● The exercise:
Below is a listing to transcribe in full and exactly; keep the pictures out.

Dataset entries
** begin **

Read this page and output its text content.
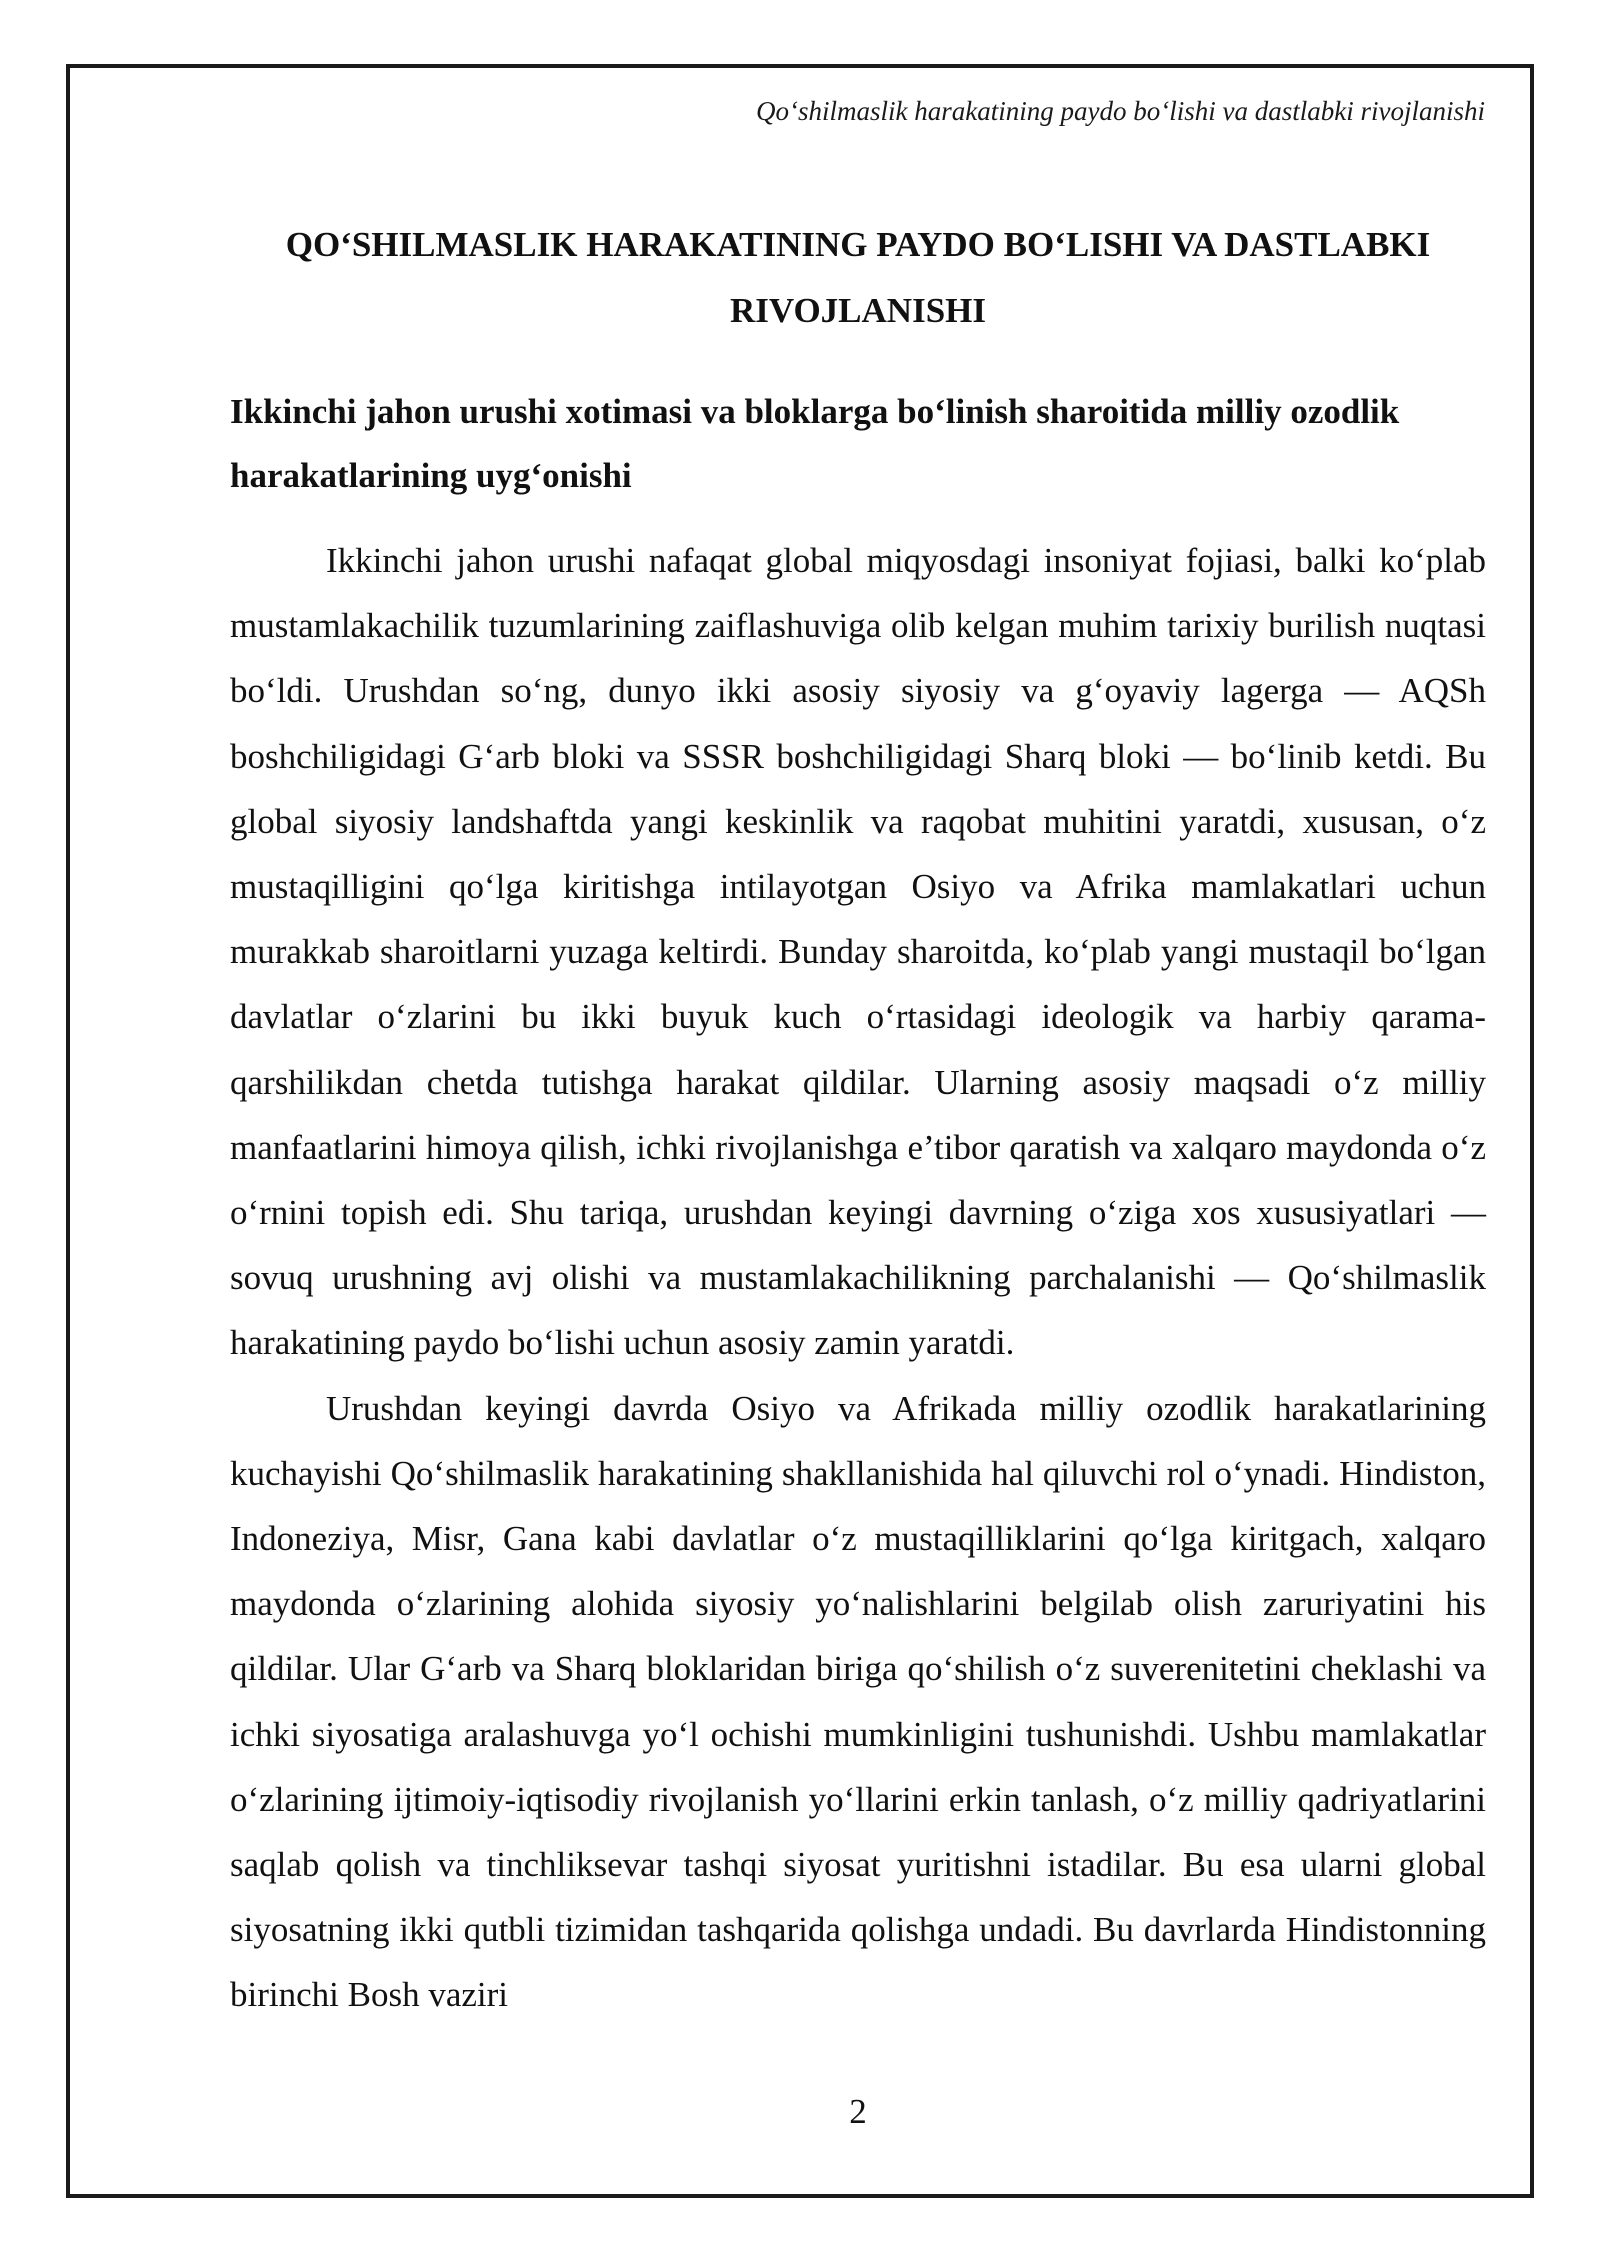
Qo‘shilmaslik harakatining paydo bo‘lishi va dastlabki rivojlanishi
QO‘SHILMASLIK HARAKATINING PAYDO BO‘LISHI VA DASTLABKI RIVOJLANISHI
Ikkinchi jahon urushi xotimasi va bloklarga bo‘linish sharoitida milliy ozodlik harakatlarining uyg‘onishi

Ikkinchi jahon urushi nafaqat global miqyosdagi insoniyat fojiasi, balki ko‘plab mustamlakachilik tuzumlarining zaiflashuviga olib kelgan muhim tarixiy burilish nuqtasi bo‘ldi. Urushdan so‘ng, dunyo ikki asosiy siyosiy va g‘oyaviy lagerga — AQSh boshchiligidagi G‘arb bloki va SSSR boshchiligidagi Sharq bloki — bo‘linib ketdi. Bu global siyosiy landshaftda yangi keskinlik va raqobat muhitini yaratdi, xususan, o‘z mustaqilligini qo‘lga kiritishga intilayotgan Osiyo va Afrika mamlakatlari uchun murakkab sharoitlarni yuzaga keltirdi. Bunday sharoitda, ko‘plab yangi mustaqil bo‘lgan davlatlar o‘zlarini bu ikki buyuk kuch o‘rtasidagi ideologik va harbiy qarama-qarshilikdan chetda tutishga harakat qildilar. Ularning asosiy maqsadi o‘z milliy manfaatlarini himoya qilish, ichki rivojlanishga e’tibor qaratish va xalqaro maydonda o‘z o‘rnini topish edi. Shu tariqa, urushdan keyingi davrning o‘ziga xos xususiyatlari — sovuq urushning avj olishi va mustamlakachilikning parchalanishi — Qo‘shilmaslik harakatining paydo bo‘lishi uchun asosiy zamin yaratdi.

Urushdan keyingi davrda Osiyo va Afrikada milliy ozodlik harakatlarining kuchayishi Qo‘shilmaslik harakatining shakllanishida hal qiluvchi rol o‘ynadi. Hindiston, Indoneziya, Misr, Gana kabi davlatlar o‘z mustaqilliklarini qo‘lga kiritgach, xalqaro maydonda o‘zlarining alohida siyosiy yo‘nalishlarini belgilab olish zaruriyatini his qildilar. Ular G‘arb va Sharq bloklaridan biriga qo‘shilish o‘z suverenitetini cheklashi va ichki siyosatiga aralashuvga yo‘l ochishi mumkinligini tushunishdi. Ushbu mamlakatlar o‘zlarining ijtimoiy-iqtisodiy rivojlanish yo‘llarini erkin tanlash, o‘z milliy qadriyatlarini saqlab qolish va tinchliksevar tashqi siyosat yuritishni istadilar. Bu esa ularni global siyosatning ikki qutbli tizimidan tashqarida qolishga undadi. Bu davrlarda Hindistonning birinchi Bosh vaziri

2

** end **

● Answer:
Read this page and output its text content.
Qo‘shilmaslik harakatining paydo bo‘lishi va dastlabki rivojlanishi
QO‘SHILMASLIK HARAKATINING PAYDO BO‘LISHI VA DASTLABKI RIVOJLANISHI
Ikkinchi jahon urushi xotimasi va bloklarga bo‘linish sharoitida milliy ozodlik harakatlarining uyg‘onishi

Ikkinchi jahon urushi nafaqat global miqyosdagi insoniyat fojiasi, balki ko‘plab mustamlakachilik tuzumlarining zaiflashuviga olib kelgan muhim tarixiy burilish nuqtasi bo‘ldi. Urushdan so‘ng, dunyo ikki asosiy siyosiy va g‘oyaviy lagerga — AQSh boshchiligidagi G‘arb bloki va SSSR boshchiligidagi Sharq bloki — bo‘linib ketdi. Bu global siyosiy landshaftda yangi keskinlik va raqobat muhitini yaratdi, xususan, o‘z mustaqilligini qo‘lga kiritishga intilayotgan Osiyo va Afrika mamlakatlari uchun murakkab sharoitlarni yuzaga keltirdi. Bunday sharoitda, ko‘plab yangi mustaqil bo‘lgan davlatlar o‘zlarini bu ikki buyuk kuch o‘rtasidagi ideologik va harbiy qarama-qarshilikdan chetda tutishga harakat qildilar. Ularning asosiy maqsadi o‘z milliy manfaatlarini himoya qilish, ichki rivojlanishga e’tibor qaratish va xalqaro maydonda o‘z o‘rnini topish edi. Shu tariqa, urushdan keyingi davrning o‘ziga xos xususiyatlari — sovuq urushning avj olishi va mustamlakachilikning parchalanishi — Qo‘shilmaslik harakatining paydo bo‘lishi uchun asosiy zamin yaratdi.

Urushdan keyingi davrda Osiyo va Afrikada milliy ozodlik harakatlarining kuchayishi Qo‘shilmaslik harakatining shakllanishida hal qiluvchi rol o‘ynadi. Hindiston, Indoneziya, Misr, Gana kabi davlatlar o‘z mustaqilliklarini qo‘lga kiritgach, xalqaro maydonda o‘zlarining alohida siyosiy yo‘nalishlarini belgilab olish zaruriyatini his qildilar. Ular G‘arb va Sharq bloklaridan biriga qo‘shilish o‘z suverenitetini cheklashi va ichki siyosatiga aralashuvga yo‘l ochishi mumkinligini tushunishdi. Ushbu mamlakatlar o‘zlarining ijtimoiy-iqtisodiy rivojlanish yo‘llarini erkin tanlash, o‘z milliy qadriyatlarini saqlab qolish va tinchliksevar tashqi siyosat yuritishni istadilar. Bu esa ularni global siyosatning ikki qutbli tizimidan tashqarida qolishga undadi. Bu davrlarda Hindistonning birinchi Bosh vaziri

2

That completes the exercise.